→ **Exercise objective**
Without the images, print all the entries below exactly as given.

[Dataset items]
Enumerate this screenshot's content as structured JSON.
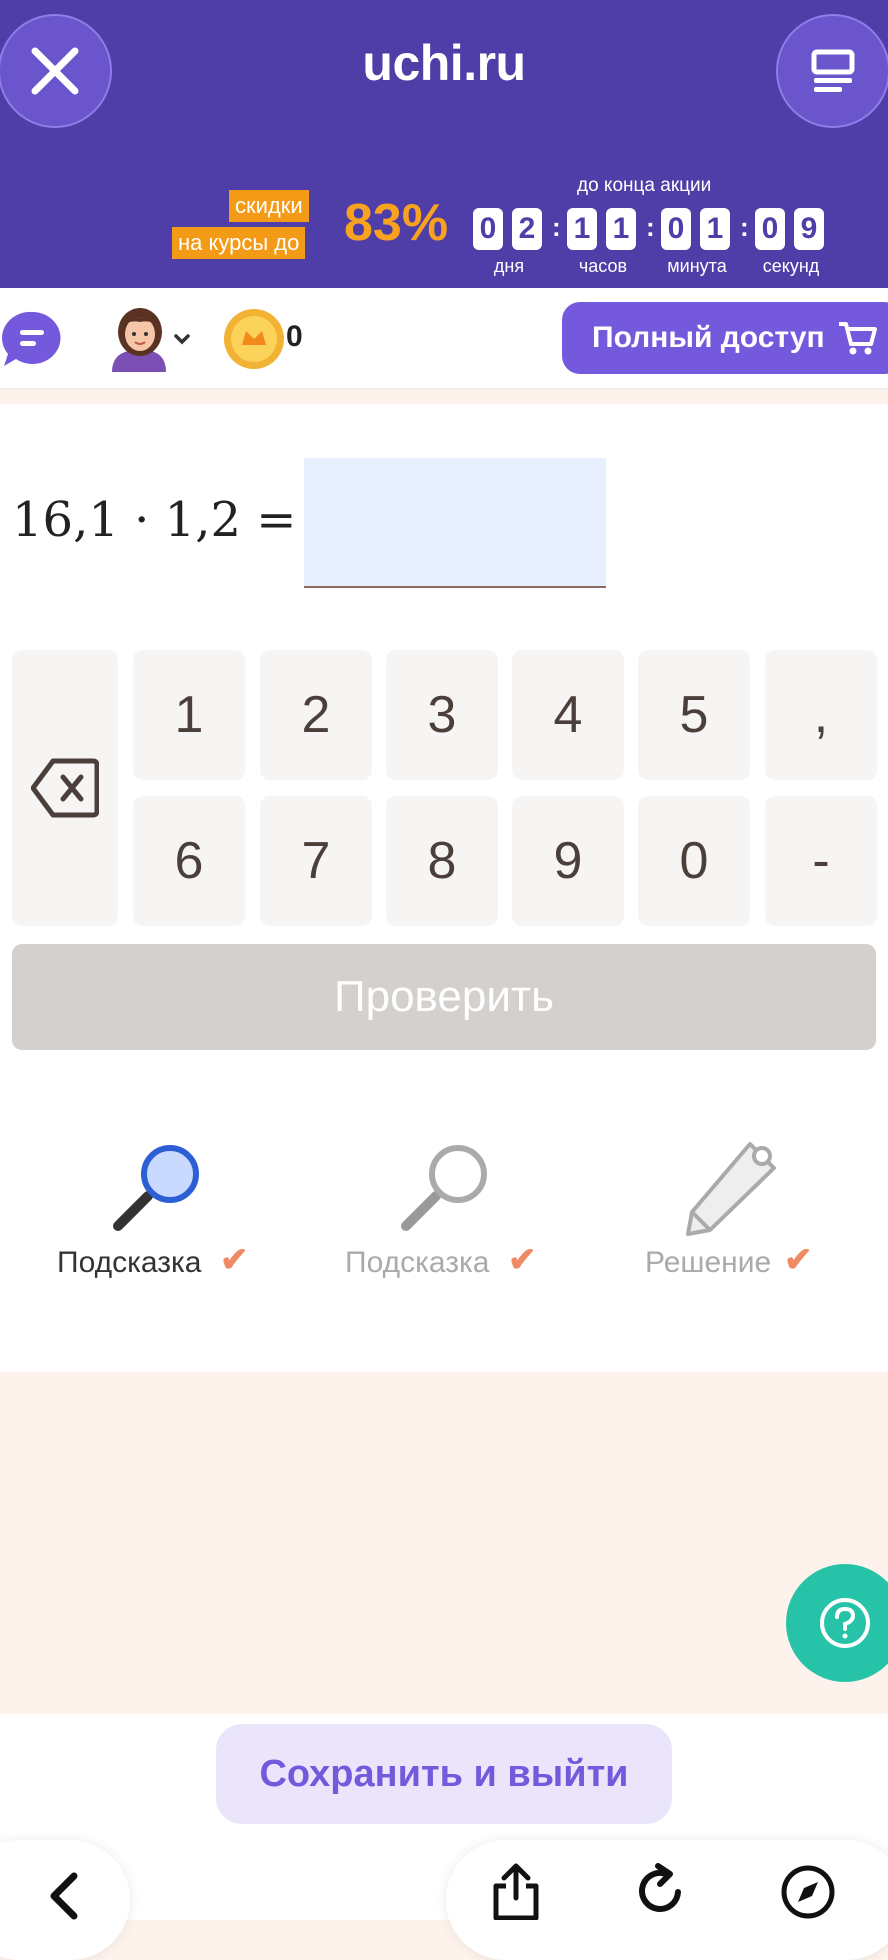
{
  "header": {
    "logo": "uchi.ru",
    "promo_line1": "скидки",
    "promo_line2": "на курсы до",
    "promo_percent": "83%",
    "countdown_caption": "до конца акции",
    "countdown": {
      "days": [
        "0",
        "2"
      ],
      "hours": [
        "1",
        "1"
      ],
      "minutes": [
        "0",
        "1"
      ],
      "seconds": [
        "0",
        "9"
      ],
      "labels": [
        "дня",
        "часов",
        "минута",
        "секунд"
      ]
    }
  },
  "toolbar": {
    "coins": "0",
    "full_access_label": "Полный доступ"
  },
  "task": {
    "expression": "16,1 · 1,2 =",
    "answer_value": ""
  },
  "keypad": {
    "row1": [
      "1",
      "2",
      "3",
      "4",
      "5",
      ","
    ],
    "row2": [
      "6",
      "7",
      "8",
      "9",
      "0",
      "-"
    ]
  },
  "check_label": "Проверить",
  "hints": [
    {
      "label": "Подсказка"
    },
    {
      "label": "Подсказка"
    },
    {
      "label": "Решение"
    }
  ],
  "save_exit_label": "Сохранить и выйти",
  "colors": {
    "header": "#4f3ea8",
    "accent": "#7459dc",
    "promo": "#f39a16",
    "help": "#27c3a8"
  }
}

→ **Final result**
Enumerate this screenshot's content as structured JSON.
{
  "header": {
    "logo": "uchi.ru",
    "promo_line1": "скидки",
    "promo_line2": "на курсы до",
    "promo_percent": "83%",
    "countdown_caption": "до конца акции",
    "countdown": {
      "days": [
        "0",
        "2"
      ],
      "hours": [
        "1",
        "1"
      ],
      "minutes": [
        "0",
        "1"
      ],
      "seconds": [
        "0",
        "9"
      ],
      "labels": [
        "дня",
        "часов",
        "минута",
        "секунд"
      ]
    }
  },
  "toolbar": {
    "coins": "0",
    "full_access_label": "Полный доступ"
  },
  "task": {
    "expression": "16,1 · 1,2 =",
    "answer_value": ""
  },
  "keypad": {
    "row1": [
      "1",
      "2",
      "3",
      "4",
      "5",
      ","
    ],
    "row2": [
      "6",
      "7",
      "8",
      "9",
      "0",
      "-"
    ]
  },
  "check_label": "Проверить",
  "hints": [
    {
      "label": "Подсказка"
    },
    {
      "label": "Подсказка"
    },
    {
      "label": "Решение"
    }
  ],
  "save_exit_label": "Сохранить и выйти",
  "colors": {
    "header": "#4f3ea8",
    "accent": "#7459dc",
    "promo": "#f39a16",
    "help": "#27c3a8"
  }
}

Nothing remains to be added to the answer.